DESCRIPTION OF THE TASK: Write out every one of the rows below exactly as they appear, character for character.

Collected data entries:
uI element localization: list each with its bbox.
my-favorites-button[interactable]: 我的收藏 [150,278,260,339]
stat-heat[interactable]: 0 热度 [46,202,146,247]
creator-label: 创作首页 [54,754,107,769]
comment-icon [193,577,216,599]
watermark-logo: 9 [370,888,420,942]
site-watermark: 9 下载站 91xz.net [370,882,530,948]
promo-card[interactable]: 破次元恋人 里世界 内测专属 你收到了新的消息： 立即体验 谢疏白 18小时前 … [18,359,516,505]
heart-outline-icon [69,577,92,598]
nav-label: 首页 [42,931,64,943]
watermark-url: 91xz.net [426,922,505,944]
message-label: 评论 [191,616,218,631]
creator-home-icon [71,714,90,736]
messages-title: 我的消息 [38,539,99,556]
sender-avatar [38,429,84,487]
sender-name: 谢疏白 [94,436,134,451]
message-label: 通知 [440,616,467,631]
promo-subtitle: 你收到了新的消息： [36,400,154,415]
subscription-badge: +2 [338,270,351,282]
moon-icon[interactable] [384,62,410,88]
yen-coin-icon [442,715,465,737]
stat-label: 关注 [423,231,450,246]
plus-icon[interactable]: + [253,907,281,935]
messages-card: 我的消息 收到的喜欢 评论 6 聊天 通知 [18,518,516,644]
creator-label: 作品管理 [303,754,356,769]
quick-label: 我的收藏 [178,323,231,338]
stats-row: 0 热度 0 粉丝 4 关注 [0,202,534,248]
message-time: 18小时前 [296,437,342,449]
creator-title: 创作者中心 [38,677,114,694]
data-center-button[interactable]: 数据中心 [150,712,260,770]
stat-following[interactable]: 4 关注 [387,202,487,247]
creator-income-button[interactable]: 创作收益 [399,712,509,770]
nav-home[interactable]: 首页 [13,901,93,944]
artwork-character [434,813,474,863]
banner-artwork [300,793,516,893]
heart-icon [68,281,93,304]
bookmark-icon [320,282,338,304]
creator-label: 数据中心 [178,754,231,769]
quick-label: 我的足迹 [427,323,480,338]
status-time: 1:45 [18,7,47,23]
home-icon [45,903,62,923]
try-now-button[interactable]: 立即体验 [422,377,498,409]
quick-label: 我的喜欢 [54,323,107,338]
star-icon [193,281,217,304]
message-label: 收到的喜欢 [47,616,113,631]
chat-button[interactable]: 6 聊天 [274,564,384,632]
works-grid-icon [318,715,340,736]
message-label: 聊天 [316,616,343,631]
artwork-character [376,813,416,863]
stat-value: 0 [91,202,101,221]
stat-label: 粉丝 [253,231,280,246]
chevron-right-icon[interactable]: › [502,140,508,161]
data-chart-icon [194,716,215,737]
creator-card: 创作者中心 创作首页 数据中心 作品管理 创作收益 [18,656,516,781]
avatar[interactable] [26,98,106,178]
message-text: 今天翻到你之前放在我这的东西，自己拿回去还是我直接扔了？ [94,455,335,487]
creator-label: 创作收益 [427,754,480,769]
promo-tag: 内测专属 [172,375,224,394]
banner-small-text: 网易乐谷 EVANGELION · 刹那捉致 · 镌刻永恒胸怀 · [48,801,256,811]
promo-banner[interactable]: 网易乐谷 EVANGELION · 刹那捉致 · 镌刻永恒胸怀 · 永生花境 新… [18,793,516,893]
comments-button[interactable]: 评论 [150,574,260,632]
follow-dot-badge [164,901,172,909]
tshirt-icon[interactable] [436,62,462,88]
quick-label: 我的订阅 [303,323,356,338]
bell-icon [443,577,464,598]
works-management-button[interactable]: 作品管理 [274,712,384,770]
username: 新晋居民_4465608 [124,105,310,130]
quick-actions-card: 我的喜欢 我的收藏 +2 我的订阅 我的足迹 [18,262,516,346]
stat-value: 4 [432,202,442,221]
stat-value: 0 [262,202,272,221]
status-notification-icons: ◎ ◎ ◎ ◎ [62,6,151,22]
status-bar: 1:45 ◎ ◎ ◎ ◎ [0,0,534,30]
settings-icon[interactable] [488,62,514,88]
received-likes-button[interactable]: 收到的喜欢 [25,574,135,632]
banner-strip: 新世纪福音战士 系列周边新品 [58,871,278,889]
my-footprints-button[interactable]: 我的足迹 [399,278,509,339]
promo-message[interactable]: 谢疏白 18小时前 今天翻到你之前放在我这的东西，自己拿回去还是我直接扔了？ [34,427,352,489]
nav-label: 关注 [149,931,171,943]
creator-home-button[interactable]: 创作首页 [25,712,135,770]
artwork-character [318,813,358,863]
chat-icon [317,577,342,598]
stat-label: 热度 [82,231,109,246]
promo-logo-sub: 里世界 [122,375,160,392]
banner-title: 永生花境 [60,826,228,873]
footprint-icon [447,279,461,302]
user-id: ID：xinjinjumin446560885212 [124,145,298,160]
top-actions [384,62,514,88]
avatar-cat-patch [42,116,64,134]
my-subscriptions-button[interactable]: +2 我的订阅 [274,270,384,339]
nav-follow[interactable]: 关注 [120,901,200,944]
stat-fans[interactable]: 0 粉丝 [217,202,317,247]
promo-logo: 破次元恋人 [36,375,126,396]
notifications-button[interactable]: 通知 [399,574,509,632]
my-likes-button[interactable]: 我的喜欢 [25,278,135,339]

SOLVED EXERCISE:
uI element localization: list each with its bbox.
my-favorites-button[interactable]: 我的收藏 [150,278,260,339]
stat-heat[interactable]: 0 热度 [46,202,146,247]
creator-label: 创作首页 [54,754,107,769]
comment-icon [193,577,216,599]
watermark-logo: 9 [370,888,420,942]
site-watermark: 9 下载站 91xz.net [370,882,530,948]
promo-card[interactable]: 破次元恋人 里世界 内测专属 你收到了新的消息： 立即体验 谢疏白 18小时前 … [18,359,516,505]
heart-outline-icon [69,577,92,598]
nav-label: 首页 [42,931,64,943]
watermark-url: 91xz.net [426,922,505,944]
message-label: 评论 [191,616,218,631]
creator-home-icon [71,714,90,736]
messages-title: 我的消息 [38,539,99,556]
sender-avatar [38,429,84,487]
sender-name: 谢疏白 [94,436,134,451]
message-label: 通知 [440,616,467,631]
promo-subtitle: 你收到了新的消息： [36,400,154,415]
subscription-badge: +2 [338,270,351,282]
moon-icon[interactable] [384,62,410,88]
yen-coin-icon [442,715,465,737]
stat-label: 关注 [423,231,450,246]
plus-icon[interactable]: + [253,907,281,935]
messages-card: 我的消息 收到的喜欢 评论 6 聊天 通知 [18,518,516,644]
creator-label: 作品管理 [303,754,356,769]
quick-label: 我的收藏 [178,323,231,338]
stats-row: 0 热度 0 粉丝 4 关注 [0,202,534,248]
message-time: 18小时前 [296,437,342,449]
creator-title: 创作者中心 [38,677,114,694]
data-center-button[interactable]: 数据中心 [150,712,260,770]
stat-following[interactable]: 4 关注 [387,202,487,247]
creator-income-button[interactable]: 创作收益 [399,712,509,770]
nav-home[interactable]: 首页 [13,901,93,944]
artwork-character [434,813,474,863]
banner-artwork [300,793,516,893]
heart-icon [68,281,93,304]
bookmark-icon [320,282,338,304]
creator-label: 数据中心 [178,754,231,769]
quick-label: 我的足迹 [427,323,480,338]
status-time: 1:45 [18,7,47,23]
home-icon [45,903,62,923]
try-now-button[interactable]: 立即体验 [422,377,498,409]
quick-label: 我的喜欢 [54,323,107,338]
star-icon [193,281,217,304]
message-label: 收到的喜欢 [47,616,113,631]
chat-button[interactable]: 6 聊天 [274,564,384,632]
works-grid-icon [318,715,340,736]
message-label: 聊天 [316,616,343,631]
artwork-character [376,813,416,863]
stat-value: 0 [91,202,101,221]
stat-label: 粉丝 [253,231,280,246]
chevron-right-icon[interactable]: › [502,140,508,161]
data-chart-icon [194,716,215,737]
creator-card: 创作者中心 创作首页 数据中心 作品管理 创作收益 [18,656,516,781]
avatar[interactable] [26,98,106,178]
message-text: 今天翻到你之前放在我这的东西，自己拿回去还是我直接扔了？ [94,455,335,487]
creator-label: 创作收益 [427,754,480,769]
promo-tag: 内测专属 [172,375,224,394]
banner-small-text: 网易乐谷 EVANGELION · 刹那捉致 · 镌刻永恒胸怀 · [48,801,256,811]
promo-banner[interactable]: 网易乐谷 EVANGELION · 刹那捉致 · 镌刻永恒胸怀 · 永生花境 新… [18,793,516,893]
comments-button[interactable]: 评论 [150,574,260,632]
follow-dot-badge [164,901,172,909]
tshirt-icon[interactable] [436,62,462,88]
quick-label: 我的订阅 [303,323,356,338]
bell-icon [443,577,464,598]
works-management-button[interactable]: 作品管理 [274,712,384,770]
username: 新晋居民_4465608 [124,105,310,130]
quick-actions-card: 我的喜欢 我的收藏 +2 我的订阅 我的足迹 [18,262,516,346]
stat-value: 4 [432,202,442,221]
stat-value: 0 [262,202,272,221]
status-notification-icons: ◎ ◎ ◎ ◎ [62,6,151,22]
status-bar: 1:45 ◎ ◎ ◎ ◎ [0,0,534,30]
settings-icon[interactable] [488,62,514,88]
received-likes-button[interactable]: 收到的喜欢 [25,574,135,632]
banner-strip: 新世纪福音战士 系列周边新品 [58,871,278,889]
my-footprints-button[interactable]: 我的足迹 [399,278,509,339]
promo-message[interactable]: 谢疏白 18小时前 今天翻到你之前放在我这的东西，自己拿回去还是我直接扔了？ [34,427,352,489]
nav-label: 关注 [149,931,171,943]
creator-home-button[interactable]: 创作首页 [25,712,135,770]
artwork-character [318,813,358,863]
chat-icon [317,577,342,598]
stat-label: 热度 [82,231,109,246]
promo-logo-sub: 里世界 [122,375,160,392]
banner-title: 永生花境 [60,826,228,873]
footprint-icon [447,279,461,302]
user-id: ID：xinjinjumin446560885212 [124,145,298,160]
top-actions [384,62,514,88]
avatar-cat-patch [42,116,64,134]
my-subscriptions-button[interactable]: +2 我的订阅 [274,270,384,339]
nav-follow[interactable]: 关注 [120,901,200,944]
stat-fans[interactable]: 0 粉丝 [217,202,317,247]
promo-logo: 破次元恋人 [36,375,126,396]
notifications-button[interactable]: 通知 [399,574,509,632]
my-likes-button[interactable]: 我的喜欢 [25,278,135,339]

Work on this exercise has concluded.